> **Directions**: Return every record verbatim.

Dataset items
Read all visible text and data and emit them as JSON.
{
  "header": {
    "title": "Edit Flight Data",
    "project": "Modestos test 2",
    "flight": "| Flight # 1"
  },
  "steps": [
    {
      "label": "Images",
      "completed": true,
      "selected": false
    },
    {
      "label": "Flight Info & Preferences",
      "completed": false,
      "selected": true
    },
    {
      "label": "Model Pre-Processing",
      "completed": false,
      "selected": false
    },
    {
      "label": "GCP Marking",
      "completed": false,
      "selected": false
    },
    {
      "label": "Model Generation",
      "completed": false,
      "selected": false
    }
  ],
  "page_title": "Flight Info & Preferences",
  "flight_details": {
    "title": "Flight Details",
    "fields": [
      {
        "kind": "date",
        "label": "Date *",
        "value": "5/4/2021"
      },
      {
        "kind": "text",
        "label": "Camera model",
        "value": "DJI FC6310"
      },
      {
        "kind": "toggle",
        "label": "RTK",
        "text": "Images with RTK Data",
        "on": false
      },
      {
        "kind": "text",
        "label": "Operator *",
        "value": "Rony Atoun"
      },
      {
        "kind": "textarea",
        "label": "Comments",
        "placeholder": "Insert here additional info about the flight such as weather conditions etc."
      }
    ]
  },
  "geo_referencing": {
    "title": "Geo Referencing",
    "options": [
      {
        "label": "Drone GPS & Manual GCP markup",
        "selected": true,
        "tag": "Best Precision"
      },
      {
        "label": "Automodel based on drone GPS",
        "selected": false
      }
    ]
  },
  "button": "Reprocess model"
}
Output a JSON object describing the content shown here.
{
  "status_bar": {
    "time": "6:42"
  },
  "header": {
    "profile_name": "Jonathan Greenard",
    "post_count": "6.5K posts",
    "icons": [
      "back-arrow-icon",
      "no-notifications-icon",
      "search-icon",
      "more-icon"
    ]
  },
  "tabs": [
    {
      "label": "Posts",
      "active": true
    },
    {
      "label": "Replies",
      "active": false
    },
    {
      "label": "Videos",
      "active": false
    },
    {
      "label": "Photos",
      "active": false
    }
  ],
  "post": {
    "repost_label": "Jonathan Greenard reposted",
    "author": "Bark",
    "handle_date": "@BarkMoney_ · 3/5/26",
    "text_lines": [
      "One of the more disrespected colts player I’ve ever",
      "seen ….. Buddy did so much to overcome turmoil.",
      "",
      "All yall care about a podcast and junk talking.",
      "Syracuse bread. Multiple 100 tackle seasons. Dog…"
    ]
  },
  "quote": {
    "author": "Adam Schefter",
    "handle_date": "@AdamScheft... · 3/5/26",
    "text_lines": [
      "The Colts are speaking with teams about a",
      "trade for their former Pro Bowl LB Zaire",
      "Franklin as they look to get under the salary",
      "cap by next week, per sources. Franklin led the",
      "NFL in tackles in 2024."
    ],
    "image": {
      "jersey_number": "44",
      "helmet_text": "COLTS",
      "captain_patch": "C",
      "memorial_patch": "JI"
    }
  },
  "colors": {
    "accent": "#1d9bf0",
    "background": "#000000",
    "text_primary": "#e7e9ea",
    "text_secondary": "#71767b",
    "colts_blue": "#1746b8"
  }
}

> **Solution**:
Read all visible text and data and emit them as JSON.
{
  "header": {
    "title": "Edit Flight Data",
    "project": "Modestos test 2",
    "flight": "| Flight # 1"
  },
  "steps": [
    {
      "label": "Images",
      "completed": true,
      "selected": false
    },
    {
      "label": "Flight Info & Preferences",
      "completed": false,
      "selected": true
    },
    {
      "label": "Model Pre-Processing",
      "completed": false,
      "selected": false
    },
    {
      "label": "GCP Marking",
      "completed": false,
      "selected": false
    },
    {
      "label": "Model Generation",
      "completed": false,
      "selected": false
    }
  ],
  "page_title": "Flight Info & Preferences",
  "flight_details": {
    "title": "Flight Details",
    "fields": [
      {
        "kind": "date",
        "label": "Date *",
        "value": "5/4/2021"
      },
      {
        "kind": "text",
        "label": "Camera model",
        "value": "DJI FC6310"
      },
      {
        "kind": "toggle",
        "label": "RTK",
        "text": "Images with RTK Data",
        "on": false
      },
      {
        "kind": "text",
        "label": "Operator *",
        "value": "Rony Atoun"
      },
      {
        "kind": "textarea",
        "label": "Comments",
        "placeholder": "Insert here additional info about the flight such as weather conditions etc."
      }
    ]
  },
  "geo_referencing": {
    "title": "Geo Referencing",
    "options": [
      {
        "label": "Drone GPS & Manual GCP markup",
        "selected": true,
        "tag": "Best Precision"
      },
      {
        "label": "Automodel based on drone GPS",
        "selected": false
      }
    ]
  },
  "button": "Reprocess model"
}
Output a JSON object describing the content shown here.
{
  "status_bar": {
    "time": "6:42"
  },
  "header": {
    "profile_name": "Jonathan Greenard",
    "post_count": "6.5K posts",
    "icons": [
      "back-arrow-icon",
      "no-notifications-icon",
      "search-icon",
      "more-icon"
    ]
  },
  "tabs": [
    {
      "label": "Posts",
      "active": true
    },
    {
      "label": "Replies",
      "active": false
    },
    {
      "label": "Videos",
      "active": false
    },
    {
      "label": "Photos",
      "active": false
    }
  ],
  "post": {
    "repost_label": "Jonathan Greenard reposted",
    "author": "Bark",
    "handle_date": "@BarkMoney_ · 3/5/26",
    "text_lines": [
      "One of the more disrespected colts player I’ve ever",
      "seen ….. Buddy did so much to overcome turmoil.",
      "",
      "All yall care about a podcast and junk talking.",
      "Syracuse bread. Multiple 100 tackle seasons. Dog…"
    ]
  },
  "quote": {
    "author": "Adam Schefter",
    "handle_date": "@AdamScheft... · 3/5/26",
    "text_lines": [
      "The Colts are speaking with teams about a",
      "trade for their former Pro Bowl LB Zaire",
      "Franklin as they look to get under the salary",
      "cap by next week, per sources. Franklin led the",
      "NFL in tackles in 2024."
    ],
    "image": {
      "jersey_number": "44",
      "helmet_text": "COLTS",
      "captain_patch": "C",
      "memorial_patch": "JI"
    }
  },
  "colors": {
    "accent": "#1d9bf0",
    "background": "#000000",
    "text_primary": "#e7e9ea",
    "text_secondary": "#71767b",
    "colts_blue": "#1746b8"
  }
}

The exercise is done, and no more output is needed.